### Task to carry out
Beginning with the line that holds "Decode this image", set down each line of the data below through the very last, exactly as given, and nothing beyond that.

### Dataset
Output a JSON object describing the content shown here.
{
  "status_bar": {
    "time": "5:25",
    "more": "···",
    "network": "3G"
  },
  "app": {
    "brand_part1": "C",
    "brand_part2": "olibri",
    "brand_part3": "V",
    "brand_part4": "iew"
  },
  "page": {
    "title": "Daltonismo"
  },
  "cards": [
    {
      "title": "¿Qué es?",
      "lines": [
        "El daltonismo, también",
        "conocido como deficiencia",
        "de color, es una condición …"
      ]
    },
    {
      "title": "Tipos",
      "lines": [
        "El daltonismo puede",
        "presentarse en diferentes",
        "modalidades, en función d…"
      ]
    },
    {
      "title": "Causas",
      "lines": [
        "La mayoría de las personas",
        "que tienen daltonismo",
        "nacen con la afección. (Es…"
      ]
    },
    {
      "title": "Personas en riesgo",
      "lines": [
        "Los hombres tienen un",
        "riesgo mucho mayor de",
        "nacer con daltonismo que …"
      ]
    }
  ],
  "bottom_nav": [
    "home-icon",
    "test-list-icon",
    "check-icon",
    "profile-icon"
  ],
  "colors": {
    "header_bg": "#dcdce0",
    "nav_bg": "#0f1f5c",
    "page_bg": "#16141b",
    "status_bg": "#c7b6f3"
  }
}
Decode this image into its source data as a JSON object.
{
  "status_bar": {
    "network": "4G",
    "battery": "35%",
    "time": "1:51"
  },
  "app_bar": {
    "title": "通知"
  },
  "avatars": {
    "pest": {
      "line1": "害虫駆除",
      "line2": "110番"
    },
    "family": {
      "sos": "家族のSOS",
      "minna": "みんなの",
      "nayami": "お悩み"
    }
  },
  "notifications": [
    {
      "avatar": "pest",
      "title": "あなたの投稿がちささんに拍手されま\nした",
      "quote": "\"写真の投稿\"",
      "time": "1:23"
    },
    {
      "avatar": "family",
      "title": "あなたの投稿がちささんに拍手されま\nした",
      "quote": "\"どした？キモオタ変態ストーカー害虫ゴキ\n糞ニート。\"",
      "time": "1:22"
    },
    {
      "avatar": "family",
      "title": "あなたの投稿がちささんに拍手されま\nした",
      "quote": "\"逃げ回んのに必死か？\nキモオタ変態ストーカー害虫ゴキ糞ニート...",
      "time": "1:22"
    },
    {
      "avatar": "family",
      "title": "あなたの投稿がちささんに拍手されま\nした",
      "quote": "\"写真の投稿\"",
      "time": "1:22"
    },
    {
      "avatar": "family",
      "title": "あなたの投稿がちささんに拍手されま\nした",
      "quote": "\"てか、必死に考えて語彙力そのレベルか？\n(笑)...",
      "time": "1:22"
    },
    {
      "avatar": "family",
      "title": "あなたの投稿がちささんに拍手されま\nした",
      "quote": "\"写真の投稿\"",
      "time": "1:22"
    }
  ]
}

### Task result
Decode this image into its source data as a JSON object.
{
  "status_bar": {
    "network": "4G",
    "battery": "35%",
    "time": "1:51"
  },
  "app_bar": {
    "title": "通知"
  },
  "avatars": {
    "pest": {
      "line1": "害虫駆除",
      "line2": "110番"
    },
    "family": {
      "sos": "家族のSOS",
      "minna": "みんなの",
      "nayami": "お悩み"
    }
  },
  "notifications": [
    {
      "avatar": "pest",
      "title": "あなたの投稿がちささんに拍手されま\nした",
      "quote": "\"写真の投稿\"",
      "time": "1:23"
    },
    {
      "avatar": "family",
      "title": "あなたの投稿がちささんに拍手されま\nした",
      "quote": "\"どした？キモオタ変態ストーカー害虫ゴキ\n糞ニート。\"",
      "time": "1:22"
    },
    {
      "avatar": "family",
      "title": "あなたの投稿がちささんに拍手されま\nした",
      "quote": "\"逃げ回んのに必死か？\nキモオタ変態ストーカー害虫ゴキ糞ニート...",
      "time": "1:22"
    },
    {
      "avatar": "family",
      "title": "あなたの投稿がちささんに拍手されま\nした",
      "quote": "\"写真の投稿\"",
      "time": "1:22"
    },
    {
      "avatar": "family",
      "title": "あなたの投稿がちささんに拍手されま\nした",
      "quote": "\"てか、必死に考えて語彙力そのレベルか？\n(笑)...",
      "time": "1:22"
    },
    {
      "avatar": "family",
      "title": "あなたの投稿がちささんに拍手されま\nした",
      "quote": "\"写真の投稿\"",
      "time": "1:22"
    }
  ]
}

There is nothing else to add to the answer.